TASK STATEMENT:
Counting only lines that hold "slug", give the total and nothing more.

Excerpt from a dataset:
=-=-=-=-=
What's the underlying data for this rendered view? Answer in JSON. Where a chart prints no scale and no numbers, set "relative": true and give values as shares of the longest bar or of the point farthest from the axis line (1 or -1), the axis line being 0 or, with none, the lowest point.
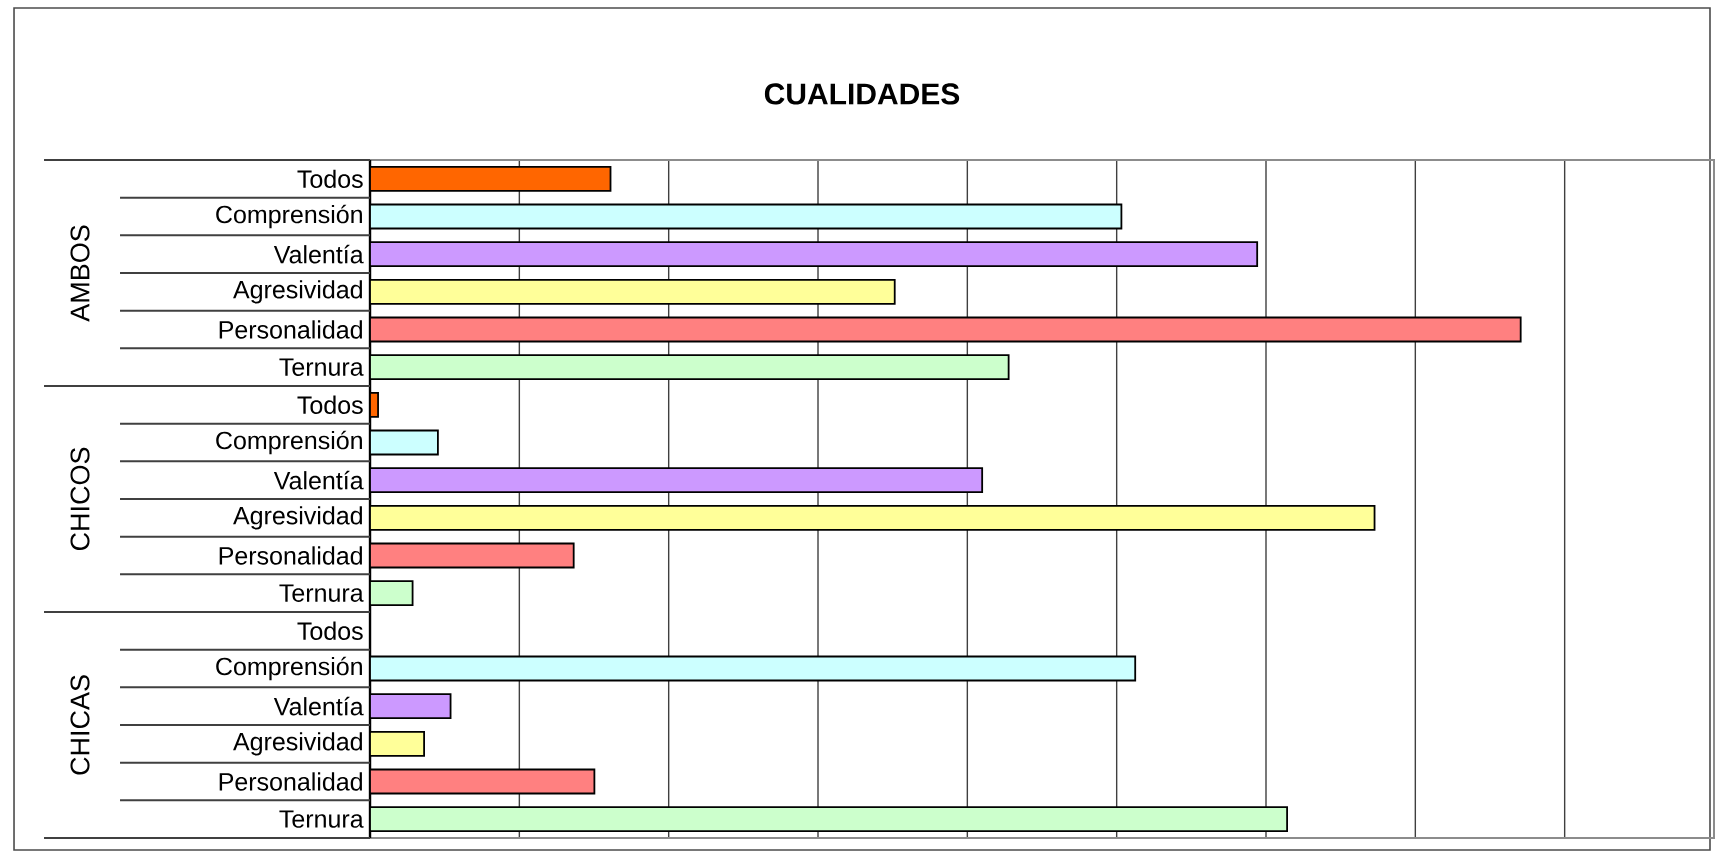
{
  "chart_data": {
    "type": "bar",
    "orientation": "horizontal",
    "relative": true,
    "title": "CUALIDADES",
    "categories": [
      "Todos",
      "Comprensión",
      "Valentía",
      "Agresividad",
      "Personalidad",
      "Ternura",
      "Todos",
      "Comprensión",
      "Valentía",
      "Agresividad",
      "Personalidad",
      "Ternura",
      "Todos",
      "Comprensión",
      "Valentía",
      "Agresividad",
      "Personalidad",
      "Ternura"
    ],
    "values": [
      0.209,
      0.653,
      0.771,
      0.456,
      1,
      0.555,
      0.007,
      0.059,
      0.532,
      0.873,
      0.177,
      0.037,
      0,
      0.665,
      0.07,
      0.047,
      0.195,
      0.797
    ],
    "colors": [
      "#ff6600",
      "#ccffff",
      "#cc99ff",
      "#ffff99",
      "#ff8080",
      "#ccffcc",
      "#ff6600",
      "#ccffff",
      "#cc99ff",
      "#ffff99",
      "#ff8080",
      "#ccffcc",
      "#ff6600",
      "#ccffff",
      "#cc99ff",
      "#ffff99",
      "#ff8080",
      "#ccffcc"
    ],
    "annotations": [
      "AMBOS",
      "CHICOS",
      "CHICAS"
    ],
    "grid": "x"
  }
}
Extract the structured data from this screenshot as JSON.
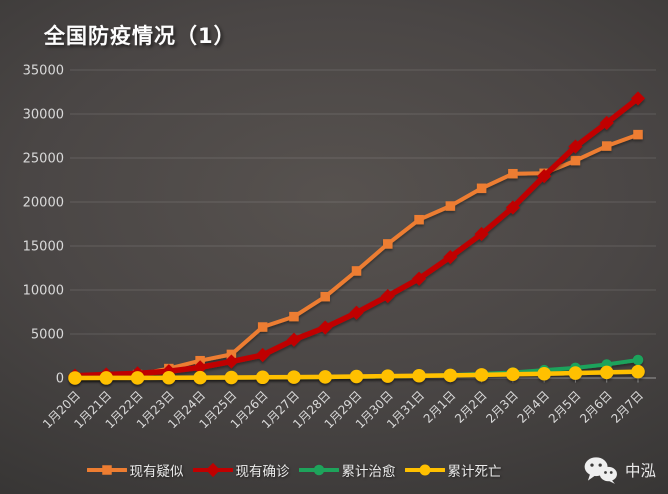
{
  "watermark": {
    "icon": "wechat-icon",
    "text": "中泓"
  },
  "chart_data": {
    "type": "line",
    "title": "全国防疫情况（1）",
    "categories": [
      "1月20日",
      "1月21日",
      "1月22日",
      "1月23日",
      "1月24日",
      "1月25日",
      "1月26日",
      "1月27日",
      "1月28日",
      "1月29日",
      "1月30日",
      "1月31日",
      "2月1日",
      "2月2日",
      "2月3日",
      "2月4日",
      "2月5日",
      "2月6日",
      "2月7日"
    ],
    "series": [
      {
        "name": "现有疑似",
        "slug": "existing-suspected",
        "color": "#ED7D31",
        "marker": "square",
        "line_width": 4,
        "marker_size": 9.5,
        "values": [
          54,
          37,
          393,
          1072,
          1965,
          2684,
          5794,
          6973,
          9239,
          12167,
          15238,
          17988,
          19544,
          21558,
          23214,
          23260,
          24702,
          26359,
          27657
        ]
      },
      {
        "name": "现有确诊",
        "slug": "existing-confirmed",
        "color": "#C00000",
        "marker": "diamond",
        "line_width": 5.5,
        "marker_size": 10,
        "values": [
          260,
          403,
          526,
          771,
          1208,
          1870,
          2613,
          4349,
          5739,
          7417,
          9308,
          11289,
          13748,
          16369,
          19381,
          22942,
          26302,
          28985,
          31774
        ]
      },
      {
        "name": "累计治愈",
        "slug": "cumulative-cured",
        "color": "#1EA35B",
        "marker": "circle",
        "line_width": 4,
        "marker_size": 10.5,
        "values": [
          25,
          25,
          28,
          34,
          38,
          49,
          51,
          60,
          103,
          124,
          171,
          243,
          328,
          475,
          632,
          892,
          1153,
          1540,
          2050
        ]
      },
      {
        "name": "累计死亡",
        "slug": "cumulative-deaths",
        "color": "#FFC000",
        "marker": "circle",
        "line_width": 4.5,
        "marker_size": 13.5,
        "values": [
          6,
          9,
          17,
          25,
          41,
          56,
          80,
          106,
          132,
          170,
          213,
          259,
          304,
          361,
          425,
          490,
          563,
          636,
          722
        ]
      }
    ],
    "ylim": [
      0,
      35000
    ],
    "ytick_step": 5000,
    "ytick_labels": [
      "0",
      "5000",
      "10000",
      "15000",
      "20000",
      "25000",
      "30000",
      "35000"
    ],
    "grid": true,
    "legend_position": "bottom",
    "colors": {
      "background": "#4a4645",
      "grid_line": "rgba(255,255,255,0.13)",
      "axis_line": "#9a9a9a",
      "tick_label": "#d9d9d9",
      "title_text": "#fdfdfd"
    }
  }
}
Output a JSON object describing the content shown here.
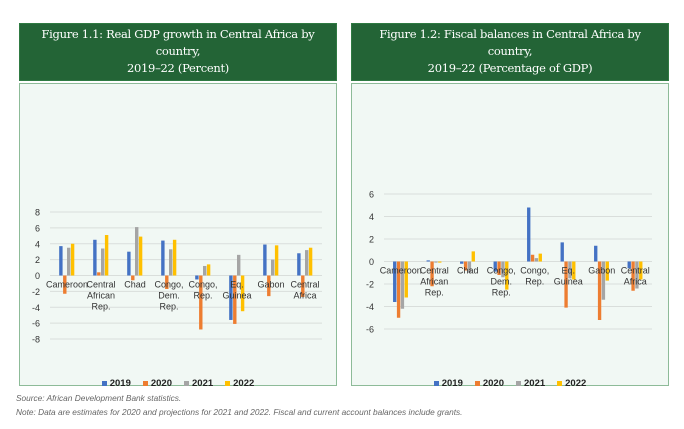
{
  "colors": {
    "2019": "#4472c4",
    "2020": "#ed7d31",
    "2021": "#a5a5a5",
    "2022": "#ffc000",
    "title_bg": "#236436"
  },
  "series_names": [
    "2019",
    "2020",
    "2021",
    "2022"
  ],
  "chart_data": [
    {
      "type": "bar",
      "title": "Figure 1.1: Real GDP growth in Central Africa by country, 2019–22 (Percent)",
      "title_lines": [
        "Figure 1.1: Real GDP growth in Central Africa by country,",
        "2019–22 (Percent)"
      ],
      "xlabel": "",
      "ylabel": "",
      "ylim": [
        -8,
        8
      ],
      "yticks": [
        8,
        6,
        4,
        2,
        0,
        -2,
        -4,
        -6,
        -8
      ],
      "grid": true,
      "legend": "bottom",
      "categories": [
        [
          "Cameroon"
        ],
        [
          "Central",
          "African",
          "Rep."
        ],
        [
          "Chad"
        ],
        [
          "Congo,",
          "Dem.",
          "Rep."
        ],
        [
          "Congo,",
          "Rep."
        ],
        [
          "Eq.",
          "Guinea"
        ],
        [
          "Gabon"
        ],
        [
          "Central",
          "Africa"
        ]
      ],
      "series": [
        {
          "name": "2019",
          "values": [
            3.7,
            4.5,
            3.0,
            4.4,
            -0.5,
            -5.6,
            3.9,
            2.8
          ]
        },
        {
          "name": "2020",
          "values": [
            -2.3,
            0.4,
            -0.6,
            -1.7,
            -6.8,
            -6.1,
            -2.6,
            -2.7
          ]
        },
        {
          "name": "2021",
          "values": [
            3.5,
            3.4,
            6.1,
            3.3,
            1.2,
            2.6,
            2.0,
            3.2
          ]
        },
        {
          "name": "2022",
          "values": [
            4.0,
            5.1,
            4.9,
            4.5,
            1.4,
            -4.5,
            3.8,
            3.5
          ]
        }
      ]
    },
    {
      "type": "bar",
      "title": "Figure 1.2: Fiscal balances in Central Africa by country, 2019–22 (Percentage of GDP)",
      "title_lines": [
        "Figure 1.2: Fiscal balances in Central Africa by country,",
        "2019–22 (Percentage of GDP)"
      ],
      "xlabel": "",
      "ylabel": "",
      "ylim": [
        -6,
        6
      ],
      "yticks": [
        6,
        4,
        2,
        0,
        -2,
        -4,
        -6
      ],
      "grid": true,
      "legend": "bottom",
      "categories": [
        [
          "Cameroon"
        ],
        [
          "Central",
          "African",
          "Rep."
        ],
        [
          "Chad"
        ],
        [
          "Congo,",
          "Dem.",
          "Rep."
        ],
        [
          "Congo,",
          "Rep."
        ],
        [
          "Eq.",
          "Guinea"
        ],
        [
          "Gabon"
        ],
        [
          "Central",
          "Africa"
        ]
      ],
      "series": [
        {
          "name": "2019",
          "values": [
            -3.6,
            0.1,
            -0.2,
            -0.9,
            4.8,
            1.7,
            1.4,
            -0.6
          ]
        },
        {
          "name": "2020",
          "values": [
            -5.0,
            -2.2,
            -0.8,
            -1.2,
            0.6,
            -4.1,
            -5.2,
            -2.6
          ]
        },
        {
          "name": "2021",
          "values": [
            -4.2,
            -0.1,
            -1.0,
            -1.4,
            0.3,
            -1.5,
            -3.4,
            -2.4
          ]
        },
        {
          "name": "2022",
          "values": [
            -3.2,
            -0.1,
            0.9,
            -2.5,
            0.7,
            -1.6,
            -1.7,
            -1.6
          ]
        }
      ]
    }
  ],
  "footer": {
    "source": "Source: African Development Bank statistics.",
    "note": "Note: Data are estimates for 2020 and projections for 2021 and 2022. Fiscal and current account balances include grants."
  }
}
=-=-=-=-=
SOLUTION TO THIS PROBLEM:
4